* _Data for processing_

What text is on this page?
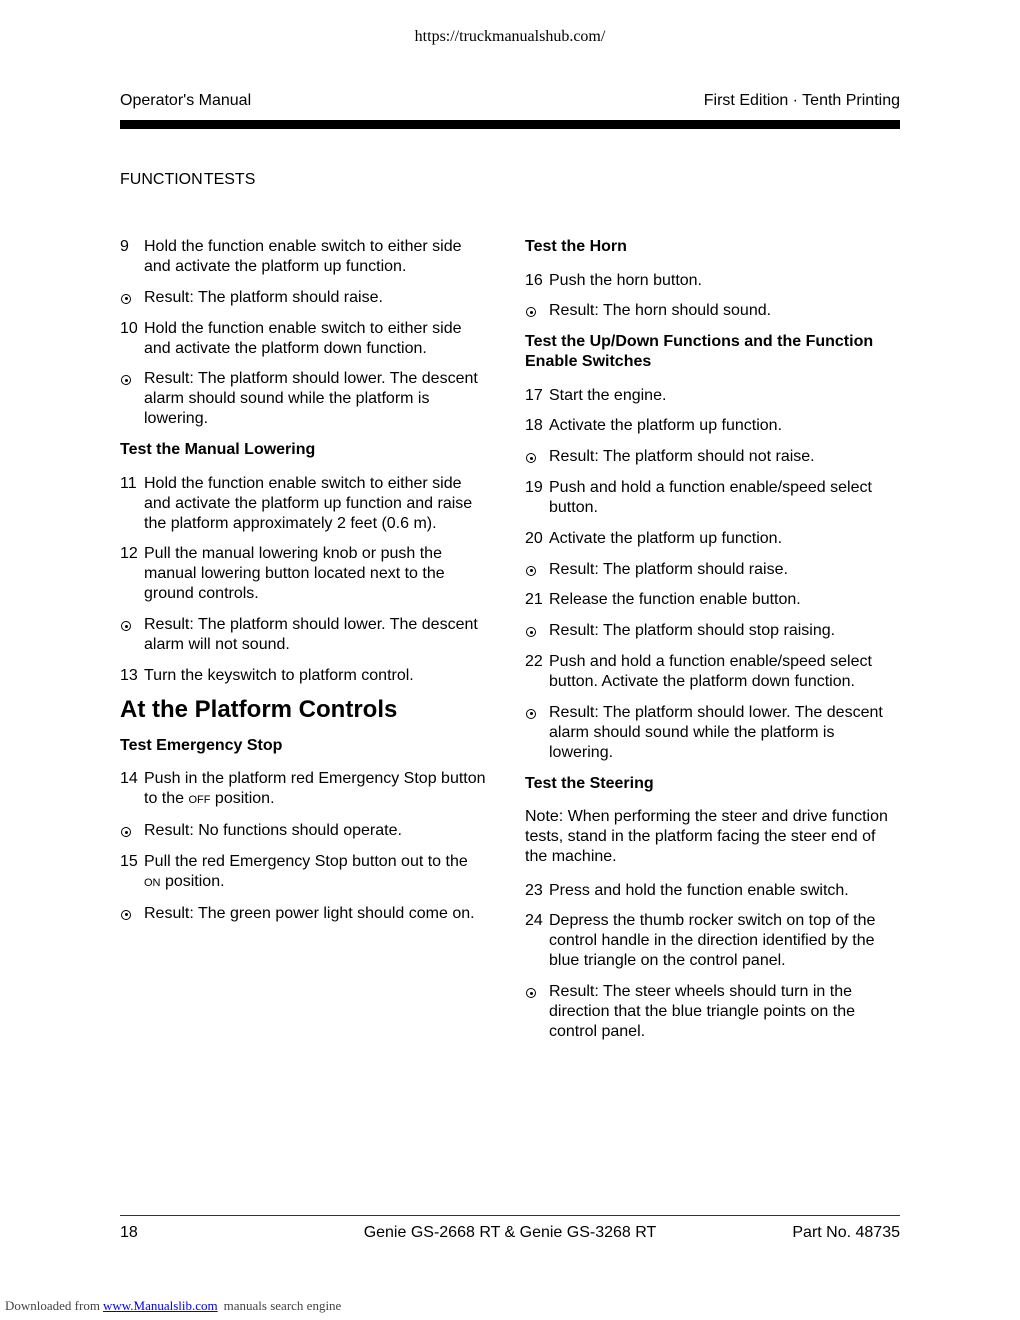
https://truckmanualshub.com/
Operator's Manual	First Edition · Tenth Printing
FUNCTION TESTS
9 Hold the function enable switch to either side
and activate the platform up function.
Result: The platform should raise.
10 Hold the function enable switch to either side
and activate the platform down function.
Result: The platform should lower. The descent
alarm should sound while the platform is
lowering.
Test the Manual Lowering
11 Hold the function enable switch to either side
and activate the platform up function and raise
the platform approximately 2 feet (0.6 m).
12 Pull the manual lowering knob or push the
manual lowering button located next to the
ground controls.
Result: The platform should lower. The descent
alarm will not sound.
13 Turn the keyswitch to platform control.
At the Platform Controls
Test Emergency Stop
14 Push in the platform red Emergency Stop button
to the OFF position.
Result: No functions should operate.
15 Pull the red Emergency Stop button out to the
ON position.
Result: The green power light should come on.
Test the Horn
16 Push the horn button.
Result: The horn should sound.
Test the Up/Down Functions and the Function
Enable Switches
17 Start the engine.
18 Activate the platform up function.
Result: The platform should not raise.
19 Push and hold a function enable/speed select
button.
20 Activate the platform up function.
Result: The platform should raise.
21 Release the function enable button.
Result: The platform should stop raising.
22 Push and hold a function enable/speed select
button. Activate the platform down function.
Result: The platform should lower. The descent
alarm should sound while the platform is
lowering.
Test the Steering
Note: When performing the steer and drive function
tests, stand in the platform facing the steer end of
the machine.
23 Press and hold the function enable switch.
24 Depress the thumb rocker switch on top of the
control handle in the direction identified by the
blue triangle on the control panel.
Result: The steer wheels should turn in the
direction that the blue triangle points on the
control panel.
18	Genie GS-2668 RT & Genie GS-3268 RT	Part No. 48735
Downloaded from www.Manualslib.com manuals search engine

* _Goal_
Return all of the data exactly as written, and drop the pictures.

* _Expected output_
What text is on this page?
https://truckmanualshub.com/
Operator's Manual	First Edition · Tenth Printing
FUNCTION TESTS
9 Hold the function enable switch to either side
and activate the platform up function.
Result: The platform should raise.
10 Hold the function enable switch to either side
and activate the platform down function.
Result: The platform should lower. The descent
alarm should sound while the platform is
lowering.
Test the Manual Lowering
11 Hold the function enable switch to either side
and activate the platform up function and raise
the platform approximately 2 feet (0.6 m).
12 Pull the manual lowering knob or push the
manual lowering button located next to the
ground controls.
Result: The platform should lower. The descent
alarm will not sound.
13 Turn the keyswitch to platform control.
At the Platform Controls
Test Emergency Stop
14 Push in the platform red Emergency Stop button
to the OFF position.
Result: No functions should operate.
15 Pull the red Emergency Stop button out to the
ON position.
Result: The green power light should come on.
Test the Horn
16 Push the horn button.
Result: The horn should sound.
Test the Up/Down Functions and the Function
Enable Switches
17 Start the engine.
18 Activate the platform up function.
Result: The platform should not raise.
19 Push and hold a function enable/speed select
button.
20 Activate the platform up function.
Result: The platform should raise.
21 Release the function enable button.
Result: The platform should stop raising.
22 Push and hold a function enable/speed select
button. Activate the platform down function.
Result: The platform should lower. The descent
alarm should sound while the platform is
lowering.
Test the Steering
Note: When performing the steer and drive function
tests, stand in the platform facing the steer end of
the machine.
23 Press and hold the function enable switch.
24 Depress the thumb rocker switch on top of the
control handle in the direction identified by the
blue triangle on the control panel.
Result: The steer wheels should turn in the
direction that the blue triangle points on the
control panel.
18	Genie GS-2668 RT & Genie GS-3268 RT	Part No. 48735
Downloaded from www.Manualslib.com manuals search engine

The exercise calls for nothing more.